* [Problem description]: Below is the data. Give it again, complete and exact.

* [Task material]:
•••••

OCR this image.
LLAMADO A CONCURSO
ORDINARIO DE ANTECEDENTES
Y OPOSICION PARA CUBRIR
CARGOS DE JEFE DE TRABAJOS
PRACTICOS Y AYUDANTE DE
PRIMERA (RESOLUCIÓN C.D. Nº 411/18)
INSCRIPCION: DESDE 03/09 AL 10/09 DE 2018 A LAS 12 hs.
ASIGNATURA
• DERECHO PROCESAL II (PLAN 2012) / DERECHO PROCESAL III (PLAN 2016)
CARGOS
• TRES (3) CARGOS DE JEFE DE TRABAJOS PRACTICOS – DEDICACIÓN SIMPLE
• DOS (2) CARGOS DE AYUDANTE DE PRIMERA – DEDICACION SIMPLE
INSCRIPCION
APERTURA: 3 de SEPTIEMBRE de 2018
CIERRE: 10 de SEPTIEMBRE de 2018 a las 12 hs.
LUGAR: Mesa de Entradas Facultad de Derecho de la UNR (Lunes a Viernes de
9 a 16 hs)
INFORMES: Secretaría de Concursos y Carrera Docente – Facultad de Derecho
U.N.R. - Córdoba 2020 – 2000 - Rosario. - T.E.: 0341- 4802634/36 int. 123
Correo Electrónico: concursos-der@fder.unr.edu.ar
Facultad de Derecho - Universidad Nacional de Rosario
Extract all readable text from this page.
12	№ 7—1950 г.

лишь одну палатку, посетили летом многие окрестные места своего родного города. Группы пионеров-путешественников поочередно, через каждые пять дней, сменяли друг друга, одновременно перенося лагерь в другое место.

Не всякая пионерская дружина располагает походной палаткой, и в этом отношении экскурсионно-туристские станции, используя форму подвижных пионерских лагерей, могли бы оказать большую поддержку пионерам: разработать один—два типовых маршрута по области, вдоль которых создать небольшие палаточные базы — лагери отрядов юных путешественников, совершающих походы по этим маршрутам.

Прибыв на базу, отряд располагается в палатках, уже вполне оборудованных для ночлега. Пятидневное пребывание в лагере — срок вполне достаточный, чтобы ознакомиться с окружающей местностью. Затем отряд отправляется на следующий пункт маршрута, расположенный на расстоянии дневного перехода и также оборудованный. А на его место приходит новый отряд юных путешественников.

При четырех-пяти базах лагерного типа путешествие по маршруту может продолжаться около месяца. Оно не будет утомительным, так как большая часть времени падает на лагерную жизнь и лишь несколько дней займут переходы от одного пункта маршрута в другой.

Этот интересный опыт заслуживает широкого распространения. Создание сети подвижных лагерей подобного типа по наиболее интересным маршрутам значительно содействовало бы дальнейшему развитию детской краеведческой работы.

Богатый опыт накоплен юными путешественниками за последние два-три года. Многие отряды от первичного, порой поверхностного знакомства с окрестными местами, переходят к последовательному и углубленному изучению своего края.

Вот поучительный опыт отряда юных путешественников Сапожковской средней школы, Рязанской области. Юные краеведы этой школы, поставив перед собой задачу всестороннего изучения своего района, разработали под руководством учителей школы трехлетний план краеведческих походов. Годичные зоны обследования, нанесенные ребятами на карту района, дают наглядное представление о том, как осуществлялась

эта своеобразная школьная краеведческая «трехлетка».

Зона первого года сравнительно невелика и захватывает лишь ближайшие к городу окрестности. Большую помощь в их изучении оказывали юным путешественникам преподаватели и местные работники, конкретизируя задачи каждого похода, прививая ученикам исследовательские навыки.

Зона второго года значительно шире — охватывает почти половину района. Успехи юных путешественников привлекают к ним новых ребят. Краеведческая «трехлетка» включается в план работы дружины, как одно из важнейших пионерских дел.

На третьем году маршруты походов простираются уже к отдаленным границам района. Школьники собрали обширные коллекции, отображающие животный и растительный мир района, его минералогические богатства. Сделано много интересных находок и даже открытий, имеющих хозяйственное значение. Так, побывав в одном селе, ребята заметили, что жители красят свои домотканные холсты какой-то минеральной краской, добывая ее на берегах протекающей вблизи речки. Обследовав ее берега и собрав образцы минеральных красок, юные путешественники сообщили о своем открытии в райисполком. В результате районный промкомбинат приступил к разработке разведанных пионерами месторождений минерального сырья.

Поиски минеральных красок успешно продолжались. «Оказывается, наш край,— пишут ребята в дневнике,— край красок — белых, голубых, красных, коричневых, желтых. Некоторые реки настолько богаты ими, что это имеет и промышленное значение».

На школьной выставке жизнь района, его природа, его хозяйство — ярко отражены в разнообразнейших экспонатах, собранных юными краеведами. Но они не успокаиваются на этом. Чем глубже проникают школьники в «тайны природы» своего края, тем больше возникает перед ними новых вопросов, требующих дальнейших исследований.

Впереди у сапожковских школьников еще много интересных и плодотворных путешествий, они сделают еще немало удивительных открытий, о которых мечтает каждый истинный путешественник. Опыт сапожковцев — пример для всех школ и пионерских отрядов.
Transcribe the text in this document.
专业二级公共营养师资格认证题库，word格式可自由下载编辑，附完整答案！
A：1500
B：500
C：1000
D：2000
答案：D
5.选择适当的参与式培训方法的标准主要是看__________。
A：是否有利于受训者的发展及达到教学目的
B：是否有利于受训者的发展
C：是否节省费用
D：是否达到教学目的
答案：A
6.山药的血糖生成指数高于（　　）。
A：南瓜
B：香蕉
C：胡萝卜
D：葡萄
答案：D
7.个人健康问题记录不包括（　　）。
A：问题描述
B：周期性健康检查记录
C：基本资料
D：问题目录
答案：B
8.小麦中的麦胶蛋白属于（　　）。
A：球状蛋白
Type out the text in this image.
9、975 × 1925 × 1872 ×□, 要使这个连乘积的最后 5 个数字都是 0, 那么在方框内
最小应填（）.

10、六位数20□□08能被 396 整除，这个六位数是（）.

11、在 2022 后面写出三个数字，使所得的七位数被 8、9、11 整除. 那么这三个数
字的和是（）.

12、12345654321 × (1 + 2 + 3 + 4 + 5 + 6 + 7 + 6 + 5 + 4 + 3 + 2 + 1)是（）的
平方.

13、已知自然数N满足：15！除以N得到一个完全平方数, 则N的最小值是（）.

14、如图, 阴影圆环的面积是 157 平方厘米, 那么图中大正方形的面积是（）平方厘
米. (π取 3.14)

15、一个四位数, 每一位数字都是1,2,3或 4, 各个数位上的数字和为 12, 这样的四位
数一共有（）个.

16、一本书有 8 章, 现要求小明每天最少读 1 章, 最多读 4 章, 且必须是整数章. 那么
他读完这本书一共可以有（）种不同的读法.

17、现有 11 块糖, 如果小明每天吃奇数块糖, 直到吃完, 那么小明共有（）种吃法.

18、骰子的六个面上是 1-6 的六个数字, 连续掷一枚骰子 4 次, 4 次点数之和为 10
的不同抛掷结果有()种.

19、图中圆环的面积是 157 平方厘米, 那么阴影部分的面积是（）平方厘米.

•••••

* [Exercise response]:
OCR this image.
LLAMADO A CONCURSO
ORDINARIO DE ANTECEDENTES
Y OPOSICION PARA CUBRIR
CARGOS DE JEFE DE TRABAJOS
PRACTICOS Y AYUDANTE DE
PRIMERA (RESOLUCIÓN C.D. Nº 411/18)
INSCRIPCION: DESDE 03/09 AL 10/09 DE 2018 A LAS 12 hs.
ASIGNATURA
• DERECHO PROCESAL II (PLAN 2012) / DERECHO PROCESAL III (PLAN 2016)
CARGOS
• TRES (3) CARGOS DE JEFE DE TRABAJOS PRACTICOS – DEDICACIÓN SIMPLE
• DOS (2) CARGOS DE AYUDANTE DE PRIMERA – DEDICACION SIMPLE
INSCRIPCION
APERTURA: 3 de SEPTIEMBRE de 2018
CIERRE: 10 de SEPTIEMBRE de 2018 a las 12 hs.
LUGAR: Mesa de Entradas Facultad de Derecho de la UNR (Lunes a Viernes de
9 a 16 hs)
INFORMES: Secretaría de Concursos y Carrera Docente – Facultad de Derecho
U.N.R. - Córdoba 2020 – 2000 - Rosario. - T.E.: 0341- 4802634/36 int. 123
Correo Electrónico: concursos-der@fder.unr.edu.ar
Facultad de Derecho - Universidad Nacional de Rosario
Extract all readable text from this page.
12	№ 7—1950 г.

лишь одну палатку, посетили летом многие окрестные места своего родного города. Группы пионеров-путешественников поочередно, через каждые пять дней, сменяли друг друга, одновременно перенося лагерь в другое место.

Не всякая пионерская дружина располагает походной палаткой, и в этом отношении экскурсионно-туристские станции, используя форму подвижных пионерских лагерей, могли бы оказать большую поддержку пионерам: разработать один—два типовых маршрута по области, вдоль которых создать небольшие палаточные базы — лагери отрядов юных путешественников, совершающих походы по этим маршрутам.

Прибыв на базу, отряд располагается в палатках, уже вполне оборудованных для ночлега. Пятидневное пребывание в лагере — срок вполне достаточный, чтобы ознакомиться с окружающей местностью. Затем отряд отправляется на следующий пункт маршрута, расположенный на расстоянии дневного перехода и также оборудованный. А на его место приходит новый отряд юных путешественников.

При четырех-пяти базах лагерного типа путешествие по маршруту может продолжаться около месяца. Оно не будет утомительным, так как большая часть времени падает на лагерную жизнь и лишь несколько дней займут переходы от одного пункта маршрута в другой.

Этот интересный опыт заслуживает широкого распространения. Создание сети подвижных лагерей подобного типа по наиболее интересным маршрутам значительно содействовало бы дальнейшему развитию детской краеведческой работы.

Богатый опыт накоплен юными путешественниками за последние два-три года. Многие отряды от первичного, порой поверхностного знакомства с окрестными местами, переходят к последовательному и углубленному изучению своего края.

Вот поучительный опыт отряда юных путешественников Сапожковской средней школы, Рязанской области. Юные краеведы этой школы, поставив перед собой задачу всестороннего изучения своего района, разработали под руководством учителей школы трехлетний план краеведческих походов. Годичные зоны обследования, нанесенные ребятами на карту района, дают наглядное представление о том, как осуществлялась

эта своеобразная школьная краеведческая «трехлетка».

Зона первого года сравнительно невелика и захватывает лишь ближайшие к городу окрестности. Большую помощь в их изучении оказывали юным путешественникам преподаватели и местные работники, конкретизируя задачи каждого похода, прививая ученикам исследовательские навыки.

Зона второго года значительно шире — охватывает почти половину района. Успехи юных путешественников привлекают к ним новых ребят. Краеведческая «трехлетка» включается в план работы дружины, как одно из важнейших пионерских дел.

На третьем году маршруты походов простираются уже к отдаленным границам района. Школьники собрали обширные коллекции, отображающие животный и растительный мир района, его минералогические богатства. Сделано много интересных находок и даже открытий, имеющих хозяйственное значение. Так, побывав в одном селе, ребята заметили, что жители красят свои домотканные холсты какой-то минеральной краской, добывая ее на берегах протекающей вблизи речки. Обследовав ее берега и собрав образцы минеральных красок, юные путешественники сообщили о своем открытии в райисполком. В результате районный промкомбинат приступил к разработке разведанных пионерами месторождений минерального сырья.

Поиски минеральных красок успешно продолжались. «Оказывается, наш край,— пишут ребята в дневнике,— край красок — белых, голубых, красных, коричневых, желтых. Некоторые реки настолько богаты ими, что это имеет и промышленное значение».

На школьной выставке жизнь района, его природа, его хозяйство — ярко отражены в разнообразнейших экспонатах, собранных юными краеведами. Но они не успокаиваются на этом. Чем глубже проникают школьники в «тайны природы» своего края, тем больше возникает перед ними новых вопросов, требующих дальнейших исследований.

Впереди у сапожковских школьников еще много интересных и плодотворных путешествий, они сделают еще немало удивительных открытий, о которых мечтает каждый истинный путешественник. Опыт сапожковцев — пример для всех школ и пионерских отрядов.
Transcribe the text in this document.
专业二级公共营养师资格认证题库，word格式可自由下载编辑，附完整答案！
A：1500
B：500
C：1000
D：2000
答案：D
5.选择适当的参与式培训方法的标准主要是看__________。
A：是否有利于受训者的发展及达到教学目的
B：是否有利于受训者的发展
C：是否节省费用
D：是否达到教学目的
答案：A
6.山药的血糖生成指数高于（　　）。
A：南瓜
B：香蕉
C：胡萝卜
D：葡萄
答案：D
7.个人健康问题记录不包括（　　）。
A：问题描述
B：周期性健康检查记录
C：基本资料
D：问题目录
答案：B
8.小麦中的麦胶蛋白属于（　　）。
A：球状蛋白
Type out the text in this image.
9、975 × 1925 × 1872 ×□, 要使这个连乘积的最后 5 个数字都是 0, 那么在方框内
最小应填（）.

10、六位数20□□08能被 396 整除，这个六位数是（）.

11、在 2022 后面写出三个数字，使所得的七位数被 8、9、11 整除. 那么这三个数
字的和是（）.

12、12345654321 × (1 + 2 + 3 + 4 + 5 + 6 + 7 + 6 + 5 + 4 + 3 + 2 + 1)是（）的
平方.

13、已知自然数N满足：15！除以N得到一个完全平方数, 则N的最小值是（）.

14、如图, 阴影圆环的面积是 157 平方厘米, 那么图中大正方形的面积是（）平方厘
米. (π取 3.14)

15、一个四位数, 每一位数字都是1,2,3或 4, 各个数位上的数字和为 12, 这样的四位
数一共有（）个.

16、一本书有 8 章, 现要求小明每天最少读 1 章, 最多读 4 章, 且必须是整数章. 那么
他读完这本书一共可以有（）种不同的读法.

17、现有 11 块糖, 如果小明每天吃奇数块糖, 直到吃完, 那么小明共有（）种吃法.

18、骰子的六个面上是 1-6 的六个数字, 连续掷一枚骰子 4 次, 4 次点数之和为 10
的不同抛掷结果有()种.

19、图中圆环的面积是 157 平方厘米, 那么阴影部分的面积是（）平方厘米.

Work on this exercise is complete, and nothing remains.